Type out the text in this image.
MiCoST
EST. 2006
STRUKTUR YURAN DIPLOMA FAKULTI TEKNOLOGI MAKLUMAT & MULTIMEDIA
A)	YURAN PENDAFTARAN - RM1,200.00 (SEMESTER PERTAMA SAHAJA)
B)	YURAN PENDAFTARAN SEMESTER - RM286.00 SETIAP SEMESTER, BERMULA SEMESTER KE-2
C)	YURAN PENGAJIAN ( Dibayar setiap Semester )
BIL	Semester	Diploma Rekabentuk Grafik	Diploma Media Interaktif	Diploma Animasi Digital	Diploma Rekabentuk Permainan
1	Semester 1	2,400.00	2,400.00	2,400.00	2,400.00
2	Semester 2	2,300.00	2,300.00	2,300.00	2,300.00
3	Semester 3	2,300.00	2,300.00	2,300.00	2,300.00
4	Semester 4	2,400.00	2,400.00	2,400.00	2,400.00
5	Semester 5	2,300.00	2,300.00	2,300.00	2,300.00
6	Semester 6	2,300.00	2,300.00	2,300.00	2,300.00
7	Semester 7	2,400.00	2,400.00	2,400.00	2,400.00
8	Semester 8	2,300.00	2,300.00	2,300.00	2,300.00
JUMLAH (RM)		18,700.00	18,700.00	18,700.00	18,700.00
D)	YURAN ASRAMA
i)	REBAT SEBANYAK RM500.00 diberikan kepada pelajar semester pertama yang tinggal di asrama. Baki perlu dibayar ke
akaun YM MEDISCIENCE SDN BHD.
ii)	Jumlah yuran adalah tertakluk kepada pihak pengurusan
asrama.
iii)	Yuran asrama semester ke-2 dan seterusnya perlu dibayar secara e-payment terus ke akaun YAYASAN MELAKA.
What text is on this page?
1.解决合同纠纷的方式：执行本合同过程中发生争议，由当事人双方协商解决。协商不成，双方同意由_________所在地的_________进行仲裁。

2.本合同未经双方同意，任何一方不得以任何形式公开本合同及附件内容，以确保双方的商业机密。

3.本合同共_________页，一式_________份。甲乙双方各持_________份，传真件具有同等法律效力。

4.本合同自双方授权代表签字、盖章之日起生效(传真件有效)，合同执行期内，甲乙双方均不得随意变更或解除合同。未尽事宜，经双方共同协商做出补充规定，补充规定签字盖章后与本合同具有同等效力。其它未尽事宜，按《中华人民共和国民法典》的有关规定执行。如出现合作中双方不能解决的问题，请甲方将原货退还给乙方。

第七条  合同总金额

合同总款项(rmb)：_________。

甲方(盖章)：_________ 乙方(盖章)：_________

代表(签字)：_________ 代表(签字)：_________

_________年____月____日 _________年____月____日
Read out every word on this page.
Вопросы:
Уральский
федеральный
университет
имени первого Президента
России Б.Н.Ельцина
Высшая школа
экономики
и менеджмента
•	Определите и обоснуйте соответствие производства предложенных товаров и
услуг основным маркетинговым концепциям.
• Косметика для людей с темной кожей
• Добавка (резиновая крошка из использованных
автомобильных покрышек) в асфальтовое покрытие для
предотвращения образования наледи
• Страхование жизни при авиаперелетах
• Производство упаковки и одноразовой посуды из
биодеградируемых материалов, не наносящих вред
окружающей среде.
━━━━━━━━
== Short problem ==
Pull out each line of the listing that holds the string "page".

== Answer to the task ==
What text is on this page?
Read out every word on this page.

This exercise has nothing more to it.